## [WORK TO COMPLETE]
In full and without alteration, give the listing again.

## [EXERCISE INPUTS]

______

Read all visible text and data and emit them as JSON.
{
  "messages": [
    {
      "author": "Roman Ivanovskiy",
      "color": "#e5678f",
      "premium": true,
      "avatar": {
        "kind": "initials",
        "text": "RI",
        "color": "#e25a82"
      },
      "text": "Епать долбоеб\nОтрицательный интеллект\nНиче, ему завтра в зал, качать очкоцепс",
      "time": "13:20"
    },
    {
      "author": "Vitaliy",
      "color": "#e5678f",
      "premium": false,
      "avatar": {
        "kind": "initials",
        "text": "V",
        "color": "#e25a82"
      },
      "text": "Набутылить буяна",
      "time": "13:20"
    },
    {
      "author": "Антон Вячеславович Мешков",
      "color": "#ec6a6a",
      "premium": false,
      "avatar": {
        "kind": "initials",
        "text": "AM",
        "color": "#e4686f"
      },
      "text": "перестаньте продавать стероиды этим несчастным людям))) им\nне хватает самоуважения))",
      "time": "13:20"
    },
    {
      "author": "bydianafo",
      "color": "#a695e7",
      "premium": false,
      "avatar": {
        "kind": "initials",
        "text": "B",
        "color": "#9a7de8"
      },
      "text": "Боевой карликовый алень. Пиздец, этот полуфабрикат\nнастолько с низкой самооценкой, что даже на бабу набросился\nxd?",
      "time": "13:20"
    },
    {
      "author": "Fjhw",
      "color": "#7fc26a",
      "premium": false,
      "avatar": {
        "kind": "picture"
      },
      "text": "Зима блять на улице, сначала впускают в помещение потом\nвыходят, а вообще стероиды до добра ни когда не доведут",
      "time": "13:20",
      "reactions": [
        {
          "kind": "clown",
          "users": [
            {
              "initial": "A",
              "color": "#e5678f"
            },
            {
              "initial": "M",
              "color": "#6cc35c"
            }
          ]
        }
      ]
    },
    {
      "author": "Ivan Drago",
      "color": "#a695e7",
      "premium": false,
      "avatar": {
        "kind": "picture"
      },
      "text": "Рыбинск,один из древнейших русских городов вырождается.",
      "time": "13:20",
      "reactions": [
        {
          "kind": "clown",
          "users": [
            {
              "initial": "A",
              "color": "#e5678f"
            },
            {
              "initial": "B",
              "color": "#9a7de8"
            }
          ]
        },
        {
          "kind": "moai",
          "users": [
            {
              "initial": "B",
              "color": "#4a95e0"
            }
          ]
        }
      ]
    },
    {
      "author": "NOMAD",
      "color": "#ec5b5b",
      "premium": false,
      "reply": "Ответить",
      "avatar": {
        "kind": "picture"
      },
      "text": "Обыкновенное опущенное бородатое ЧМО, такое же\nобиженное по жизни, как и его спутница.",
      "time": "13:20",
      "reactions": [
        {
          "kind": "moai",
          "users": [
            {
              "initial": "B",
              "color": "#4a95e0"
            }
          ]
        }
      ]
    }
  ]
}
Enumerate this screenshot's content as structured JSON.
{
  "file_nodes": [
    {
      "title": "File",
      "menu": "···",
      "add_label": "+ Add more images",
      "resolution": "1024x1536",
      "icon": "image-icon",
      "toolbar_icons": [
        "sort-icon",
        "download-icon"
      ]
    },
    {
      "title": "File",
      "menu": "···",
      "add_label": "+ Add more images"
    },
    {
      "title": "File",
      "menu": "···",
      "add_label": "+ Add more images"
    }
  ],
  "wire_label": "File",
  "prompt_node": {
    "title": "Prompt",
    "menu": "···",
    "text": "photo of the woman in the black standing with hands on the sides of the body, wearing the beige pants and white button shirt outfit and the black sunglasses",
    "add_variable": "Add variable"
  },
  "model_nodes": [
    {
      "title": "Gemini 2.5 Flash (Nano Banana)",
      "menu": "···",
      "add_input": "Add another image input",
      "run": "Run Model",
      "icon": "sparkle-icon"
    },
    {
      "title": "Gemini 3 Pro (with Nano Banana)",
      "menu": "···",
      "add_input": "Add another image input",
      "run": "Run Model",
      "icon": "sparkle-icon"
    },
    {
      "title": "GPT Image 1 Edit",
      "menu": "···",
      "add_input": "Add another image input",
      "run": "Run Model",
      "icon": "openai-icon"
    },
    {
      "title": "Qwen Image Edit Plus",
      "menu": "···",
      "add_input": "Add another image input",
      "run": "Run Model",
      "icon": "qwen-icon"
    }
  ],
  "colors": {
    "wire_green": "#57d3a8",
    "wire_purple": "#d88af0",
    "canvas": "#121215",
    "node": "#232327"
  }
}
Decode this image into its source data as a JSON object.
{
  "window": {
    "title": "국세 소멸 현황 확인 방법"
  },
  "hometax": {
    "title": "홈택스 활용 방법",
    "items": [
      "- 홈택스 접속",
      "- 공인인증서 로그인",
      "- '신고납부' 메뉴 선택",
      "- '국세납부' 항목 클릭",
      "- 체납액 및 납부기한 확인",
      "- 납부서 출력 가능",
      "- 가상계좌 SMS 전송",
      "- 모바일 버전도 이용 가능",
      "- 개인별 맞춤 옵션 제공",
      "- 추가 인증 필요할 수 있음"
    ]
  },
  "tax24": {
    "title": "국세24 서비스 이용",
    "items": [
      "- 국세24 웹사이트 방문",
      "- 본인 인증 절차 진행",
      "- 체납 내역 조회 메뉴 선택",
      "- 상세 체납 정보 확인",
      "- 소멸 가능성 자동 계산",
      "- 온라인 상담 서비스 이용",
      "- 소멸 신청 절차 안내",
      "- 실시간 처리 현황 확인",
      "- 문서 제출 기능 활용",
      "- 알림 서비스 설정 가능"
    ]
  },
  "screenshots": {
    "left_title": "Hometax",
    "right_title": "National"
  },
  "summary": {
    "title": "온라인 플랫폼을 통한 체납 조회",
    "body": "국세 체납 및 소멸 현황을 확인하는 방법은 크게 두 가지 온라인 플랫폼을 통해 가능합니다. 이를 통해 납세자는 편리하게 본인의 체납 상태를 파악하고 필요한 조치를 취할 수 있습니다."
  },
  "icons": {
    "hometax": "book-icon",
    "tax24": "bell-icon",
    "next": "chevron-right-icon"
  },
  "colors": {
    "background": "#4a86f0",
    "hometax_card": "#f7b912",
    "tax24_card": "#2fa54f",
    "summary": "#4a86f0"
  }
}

______

## [WRITTEN SOLUTION]
Read all visible text and data and emit them as JSON.
{
  "messages": [
    {
      "author": "Roman Ivanovskiy",
      "color": "#e5678f",
      "premium": true,
      "avatar": {
        "kind": "initials",
        "text": "RI",
        "color": "#e25a82"
      },
      "text": "Епать долбоеб\nОтрицательный интеллект\nНиче, ему завтра в зал, качать очкоцепс",
      "time": "13:20"
    },
    {
      "author": "Vitaliy",
      "color": "#e5678f",
      "premium": false,
      "avatar": {
        "kind": "initials",
        "text": "V",
        "color": "#e25a82"
      },
      "text": "Набутылить буяна",
      "time": "13:20"
    },
    {
      "author": "Антон Вячеславович Мешков",
      "color": "#ec6a6a",
      "premium": false,
      "avatar": {
        "kind": "initials",
        "text": "AM",
        "color": "#e4686f"
      },
      "text": "перестаньте продавать стероиды этим несчастным людям))) им\nне хватает самоуважения))",
      "time": "13:20"
    },
    {
      "author": "bydianafo",
      "color": "#a695e7",
      "premium": false,
      "avatar": {
        "kind": "initials",
        "text": "B",
        "color": "#9a7de8"
      },
      "text": "Боевой карликовый алень. Пиздец, этот полуфабрикат\nнастолько с низкой самооценкой, что даже на бабу набросился\nxd?",
      "time": "13:20"
    },
    {
      "author": "Fjhw",
      "color": "#7fc26a",
      "premium": false,
      "avatar": {
        "kind": "picture"
      },
      "text": "Зима блять на улице, сначала впускают в помещение потом\nвыходят, а вообще стероиды до добра ни когда не доведут",
      "time": "13:20",
      "reactions": [
        {
          "kind": "clown",
          "users": [
            {
              "initial": "A",
              "color": "#e5678f"
            },
            {
              "initial": "M",
              "color": "#6cc35c"
            }
          ]
        }
      ]
    },
    {
      "author": "Ivan Drago",
      "color": "#a695e7",
      "premium": false,
      "avatar": {
        "kind": "picture"
      },
      "text": "Рыбинск,один из древнейших русских городов вырождается.",
      "time": "13:20",
      "reactions": [
        {
          "kind": "clown",
          "users": [
            {
              "initial": "A",
              "color": "#e5678f"
            },
            {
              "initial": "B",
              "color": "#9a7de8"
            }
          ]
        },
        {
          "kind": "moai",
          "users": [
            {
              "initial": "B",
              "color": "#4a95e0"
            }
          ]
        }
      ]
    },
    {
      "author": "NOMAD",
      "color": "#ec5b5b",
      "premium": false,
      "reply": "Ответить",
      "avatar": {
        "kind": "picture"
      },
      "text": "Обыкновенное опущенное бородатое ЧМО, такое же\nобиженное по жизни, как и его спутница.",
      "time": "13:20",
      "reactions": [
        {
          "kind": "moai",
          "users": [
            {
              "initial": "B",
              "color": "#4a95e0"
            }
          ]
        }
      ]
    }
  ]
}
Enumerate this screenshot's content as structured JSON.
{
  "file_nodes": [
    {
      "title": "File",
      "menu": "···",
      "add_label": "+ Add more images",
      "resolution": "1024x1536",
      "icon": "image-icon",
      "toolbar_icons": [
        "sort-icon",
        "download-icon"
      ]
    },
    {
      "title": "File",
      "menu": "···",
      "add_label": "+ Add more images"
    },
    {
      "title": "File",
      "menu": "···",
      "add_label": "+ Add more images"
    }
  ],
  "wire_label": "File",
  "prompt_node": {
    "title": "Prompt",
    "menu": "···",
    "text": "photo of the woman in the black standing with hands on the sides of the body, wearing the beige pants and white button shirt outfit and the black sunglasses",
    "add_variable": "Add variable"
  },
  "model_nodes": [
    {
      "title": "Gemini 2.5 Flash (Nano Banana)",
      "menu": "···",
      "add_input": "Add another image input",
      "run": "Run Model",
      "icon": "sparkle-icon"
    },
    {
      "title": "Gemini 3 Pro (with Nano Banana)",
      "menu": "···",
      "add_input": "Add another image input",
      "run": "Run Model",
      "icon": "sparkle-icon"
    },
    {
      "title": "GPT Image 1 Edit",
      "menu": "···",
      "add_input": "Add another image input",
      "run": "Run Model",
      "icon": "openai-icon"
    },
    {
      "title": "Qwen Image Edit Plus",
      "menu": "···",
      "add_input": "Add another image input",
      "run": "Run Model",
      "icon": "qwen-icon"
    }
  ],
  "colors": {
    "wire_green": "#57d3a8",
    "wire_purple": "#d88af0",
    "canvas": "#121215",
    "node": "#232327"
  }
}
Decode this image into its source data as a JSON object.
{
  "window": {
    "title": "국세 소멸 현황 확인 방법"
  },
  "hometax": {
    "title": "홈택스 활용 방법",
    "items": [
      "- 홈택스 접속",
      "- 공인인증서 로그인",
      "- '신고납부' 메뉴 선택",
      "- '국세납부' 항목 클릭",
      "- 체납액 및 납부기한 확인",
      "- 납부서 출력 가능",
      "- 가상계좌 SMS 전송",
      "- 모바일 버전도 이용 가능",
      "- 개인별 맞춤 옵션 제공",
      "- 추가 인증 필요할 수 있음"
    ]
  },
  "tax24": {
    "title": "국세24 서비스 이용",
    "items": [
      "- 국세24 웹사이트 방문",
      "- 본인 인증 절차 진행",
      "- 체납 내역 조회 메뉴 선택",
      "- 상세 체납 정보 확인",
      "- 소멸 가능성 자동 계산",
      "- 온라인 상담 서비스 이용",
      "- 소멸 신청 절차 안내",
      "- 실시간 처리 현황 확인",
      "- 문서 제출 기능 활용",
      "- 알림 서비스 설정 가능"
    ]
  },
  "screenshots": {
    "left_title": "Hometax",
    "right_title": "National"
  },
  "summary": {
    "title": "온라인 플랫폼을 통한 체납 조회",
    "body": "국세 체납 및 소멸 현황을 확인하는 방법은 크게 두 가지 온라인 플랫폼을 통해 가능합니다. 이를 통해 납세자는 편리하게 본인의 체납 상태를 파악하고 필요한 조치를 취할 수 있습니다."
  },
  "icons": {
    "hometax": "book-icon",
    "tax24": "bell-icon",
    "next": "chevron-right-icon"
  },
  "colors": {
    "background": "#4a86f0",
    "hometax_card": "#f7b912",
    "tax24_card": "#2fa54f",
    "summary": "#4a86f0"
  }
}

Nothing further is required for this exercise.